*Task requirements*
Every line of the records below should be restated exactly.

*Records from a collection*
------------------------------------------------

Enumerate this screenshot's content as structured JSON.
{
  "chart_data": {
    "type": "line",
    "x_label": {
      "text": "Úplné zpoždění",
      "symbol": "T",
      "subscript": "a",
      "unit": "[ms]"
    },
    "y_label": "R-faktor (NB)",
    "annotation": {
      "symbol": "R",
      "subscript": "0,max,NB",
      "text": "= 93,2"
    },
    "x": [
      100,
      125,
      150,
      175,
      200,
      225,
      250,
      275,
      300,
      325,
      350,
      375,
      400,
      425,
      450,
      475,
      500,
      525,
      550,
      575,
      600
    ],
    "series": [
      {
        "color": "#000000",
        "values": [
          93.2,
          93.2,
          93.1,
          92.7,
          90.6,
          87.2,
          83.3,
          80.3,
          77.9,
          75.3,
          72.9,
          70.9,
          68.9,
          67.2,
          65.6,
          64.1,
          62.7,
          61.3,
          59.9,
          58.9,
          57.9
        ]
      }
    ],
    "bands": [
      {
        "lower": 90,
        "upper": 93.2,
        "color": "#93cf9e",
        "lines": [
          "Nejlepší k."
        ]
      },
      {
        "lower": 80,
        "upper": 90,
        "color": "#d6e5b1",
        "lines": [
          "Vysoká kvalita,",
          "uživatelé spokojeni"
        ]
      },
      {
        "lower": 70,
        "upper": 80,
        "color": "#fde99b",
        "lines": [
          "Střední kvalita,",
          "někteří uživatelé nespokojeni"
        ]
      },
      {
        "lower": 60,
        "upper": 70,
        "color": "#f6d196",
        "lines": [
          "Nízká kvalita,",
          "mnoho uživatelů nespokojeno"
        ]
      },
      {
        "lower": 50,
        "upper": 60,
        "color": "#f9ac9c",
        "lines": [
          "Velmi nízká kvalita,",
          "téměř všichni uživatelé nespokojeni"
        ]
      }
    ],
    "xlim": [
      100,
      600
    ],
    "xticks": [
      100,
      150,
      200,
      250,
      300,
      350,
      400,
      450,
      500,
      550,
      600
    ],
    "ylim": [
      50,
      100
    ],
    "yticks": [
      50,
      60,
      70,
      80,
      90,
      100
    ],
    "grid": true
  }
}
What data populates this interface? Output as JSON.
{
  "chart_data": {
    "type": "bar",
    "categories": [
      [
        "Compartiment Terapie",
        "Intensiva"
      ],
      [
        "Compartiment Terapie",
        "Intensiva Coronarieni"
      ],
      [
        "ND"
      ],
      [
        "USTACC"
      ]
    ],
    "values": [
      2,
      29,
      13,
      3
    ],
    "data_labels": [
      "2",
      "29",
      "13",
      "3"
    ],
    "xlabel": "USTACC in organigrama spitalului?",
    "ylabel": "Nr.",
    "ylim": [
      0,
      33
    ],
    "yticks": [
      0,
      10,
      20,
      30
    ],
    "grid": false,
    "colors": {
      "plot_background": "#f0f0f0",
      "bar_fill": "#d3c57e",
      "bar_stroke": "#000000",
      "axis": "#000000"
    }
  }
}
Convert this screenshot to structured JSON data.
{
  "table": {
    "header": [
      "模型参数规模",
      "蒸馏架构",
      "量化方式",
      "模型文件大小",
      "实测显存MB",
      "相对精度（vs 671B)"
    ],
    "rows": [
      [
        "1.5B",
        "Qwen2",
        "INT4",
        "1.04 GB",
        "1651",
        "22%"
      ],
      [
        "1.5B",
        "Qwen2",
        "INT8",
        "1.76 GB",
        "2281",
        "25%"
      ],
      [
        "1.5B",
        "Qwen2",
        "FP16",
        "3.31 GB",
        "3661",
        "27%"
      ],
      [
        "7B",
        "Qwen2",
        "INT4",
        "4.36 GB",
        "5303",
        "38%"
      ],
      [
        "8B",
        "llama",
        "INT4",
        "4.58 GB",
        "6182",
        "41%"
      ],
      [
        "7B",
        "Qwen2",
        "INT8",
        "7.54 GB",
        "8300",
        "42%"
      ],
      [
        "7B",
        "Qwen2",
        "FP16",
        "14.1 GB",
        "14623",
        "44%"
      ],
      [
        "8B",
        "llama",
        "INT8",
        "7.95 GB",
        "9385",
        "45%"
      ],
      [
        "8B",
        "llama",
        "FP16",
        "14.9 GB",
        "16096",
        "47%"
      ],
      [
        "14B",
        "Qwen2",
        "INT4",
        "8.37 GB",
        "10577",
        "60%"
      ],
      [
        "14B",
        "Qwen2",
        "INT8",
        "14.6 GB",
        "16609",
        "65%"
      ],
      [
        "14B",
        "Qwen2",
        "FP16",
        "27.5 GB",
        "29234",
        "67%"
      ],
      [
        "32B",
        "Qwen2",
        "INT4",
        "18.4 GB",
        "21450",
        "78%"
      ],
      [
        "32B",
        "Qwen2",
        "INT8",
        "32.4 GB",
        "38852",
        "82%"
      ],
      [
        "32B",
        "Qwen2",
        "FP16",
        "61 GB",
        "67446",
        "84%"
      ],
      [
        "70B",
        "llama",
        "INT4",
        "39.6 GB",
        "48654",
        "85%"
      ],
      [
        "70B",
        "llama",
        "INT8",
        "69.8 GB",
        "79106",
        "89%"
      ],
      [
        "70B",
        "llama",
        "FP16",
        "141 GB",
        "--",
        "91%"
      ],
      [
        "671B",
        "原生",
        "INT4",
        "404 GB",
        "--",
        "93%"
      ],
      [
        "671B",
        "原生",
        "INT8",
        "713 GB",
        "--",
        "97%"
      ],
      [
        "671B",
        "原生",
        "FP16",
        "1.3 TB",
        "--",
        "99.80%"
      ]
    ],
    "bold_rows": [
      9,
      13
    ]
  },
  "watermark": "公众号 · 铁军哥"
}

------------------------------------------------

*Answer in full*
Enumerate this screenshot's content as structured JSON.
{
  "chart_data": {
    "type": "line",
    "x_label": {
      "text": "Úplné zpoždění",
      "symbol": "T",
      "subscript": "a",
      "unit": "[ms]"
    },
    "y_label": "R-faktor (NB)",
    "annotation": {
      "symbol": "R",
      "subscript": "0,max,NB",
      "text": "= 93,2"
    },
    "x": [
      100,
      125,
      150,
      175,
      200,
      225,
      250,
      275,
      300,
      325,
      350,
      375,
      400,
      425,
      450,
      475,
      500,
      525,
      550,
      575,
      600
    ],
    "series": [
      {
        "color": "#000000",
        "values": [
          93.2,
          93.2,
          93.1,
          92.7,
          90.6,
          87.2,
          83.3,
          80.3,
          77.9,
          75.3,
          72.9,
          70.9,
          68.9,
          67.2,
          65.6,
          64.1,
          62.7,
          61.3,
          59.9,
          58.9,
          57.9
        ]
      }
    ],
    "bands": [
      {
        "lower": 90,
        "upper": 93.2,
        "color": "#93cf9e",
        "lines": [
          "Nejlepší k."
        ]
      },
      {
        "lower": 80,
        "upper": 90,
        "color": "#d6e5b1",
        "lines": [
          "Vysoká kvalita,",
          "uživatelé spokojeni"
        ]
      },
      {
        "lower": 70,
        "upper": 80,
        "color": "#fde99b",
        "lines": [
          "Střední kvalita,",
          "někteří uživatelé nespokojeni"
        ]
      },
      {
        "lower": 60,
        "upper": 70,
        "color": "#f6d196",
        "lines": [
          "Nízká kvalita,",
          "mnoho uživatelů nespokojeno"
        ]
      },
      {
        "lower": 50,
        "upper": 60,
        "color": "#f9ac9c",
        "lines": [
          "Velmi nízká kvalita,",
          "téměř všichni uživatelé nespokojeni"
        ]
      }
    ],
    "xlim": [
      100,
      600
    ],
    "xticks": [
      100,
      150,
      200,
      250,
      300,
      350,
      400,
      450,
      500,
      550,
      600
    ],
    "ylim": [
      50,
      100
    ],
    "yticks": [
      50,
      60,
      70,
      80,
      90,
      100
    ],
    "grid": true
  }
}
What data populates this interface? Output as JSON.
{
  "chart_data": {
    "type": "bar",
    "categories": [
      [
        "Compartiment Terapie",
        "Intensiva"
      ],
      [
        "Compartiment Terapie",
        "Intensiva Coronarieni"
      ],
      [
        "ND"
      ],
      [
        "USTACC"
      ]
    ],
    "values": [
      2,
      29,
      13,
      3
    ],
    "data_labels": [
      "2",
      "29",
      "13",
      "3"
    ],
    "xlabel": "USTACC in organigrama spitalului?",
    "ylabel": "Nr.",
    "ylim": [
      0,
      33
    ],
    "yticks": [
      0,
      10,
      20,
      30
    ],
    "grid": false,
    "colors": {
      "plot_background": "#f0f0f0",
      "bar_fill": "#d3c57e",
      "bar_stroke": "#000000",
      "axis": "#000000"
    }
  }
}
Convert this screenshot to structured JSON data.
{
  "table": {
    "header": [
      "模型参数规模",
      "蒸馏架构",
      "量化方式",
      "模型文件大小",
      "实测显存MB",
      "相对精度（vs 671B)"
    ],
    "rows": [
      [
        "1.5B",
        "Qwen2",
        "INT4",
        "1.04 GB",
        "1651",
        "22%"
      ],
      [
        "1.5B",
        "Qwen2",
        "INT8",
        "1.76 GB",
        "2281",
        "25%"
      ],
      [
        "1.5B",
        "Qwen2",
        "FP16",
        "3.31 GB",
        "3661",
        "27%"
      ],
      [
        "7B",
        "Qwen2",
        "INT4",
        "4.36 GB",
        "5303",
        "38%"
      ],
      [
        "8B",
        "llama",
        "INT4",
        "4.58 GB",
        "6182",
        "41%"
      ],
      [
        "7B",
        "Qwen2",
        "INT8",
        "7.54 GB",
        "8300",
        "42%"
      ],
      [
        "7B",
        "Qwen2",
        "FP16",
        "14.1 GB",
        "14623",
        "44%"
      ],
      [
        "8B",
        "llama",
        "INT8",
        "7.95 GB",
        "9385",
        "45%"
      ],
      [
        "8B",
        "llama",
        "FP16",
        "14.9 GB",
        "16096",
        "47%"
      ],
      [
        "14B",
        "Qwen2",
        "INT4",
        "8.37 GB",
        "10577",
        "60%"
      ],
      [
        "14B",
        "Qwen2",
        "INT8",
        "14.6 GB",
        "16609",
        "65%"
      ],
      [
        "14B",
        "Qwen2",
        "FP16",
        "27.5 GB",
        "29234",
        "67%"
      ],
      [
        "32B",
        "Qwen2",
        "INT4",
        "18.4 GB",
        "21450",
        "78%"
      ],
      [
        "32B",
        "Qwen2",
        "INT8",
        "32.4 GB",
        "38852",
        "82%"
      ],
      [
        "32B",
        "Qwen2",
        "FP16",
        "61 GB",
        "67446",
        "84%"
      ],
      [
        "70B",
        "llama",
        "INT4",
        "39.6 GB",
        "48654",
        "85%"
      ],
      [
        "70B",
        "llama",
        "INT8",
        "69.8 GB",
        "79106",
        "89%"
      ],
      [
        "70B",
        "llama",
        "FP16",
        "141 GB",
        "--",
        "91%"
      ],
      [
        "671B",
        "原生",
        "INT4",
        "404 GB",
        "--",
        "93%"
      ],
      [
        "671B",
        "原生",
        "INT8",
        "713 GB",
        "--",
        "97%"
      ],
      [
        "671B",
        "原生",
        "FP16",
        "1.3 TB",
        "--",
        "99.80%"
      ]
    ],
    "bold_rows": [
      9,
      13
    ]
  },
  "watermark": "公众号 · 铁军哥"
}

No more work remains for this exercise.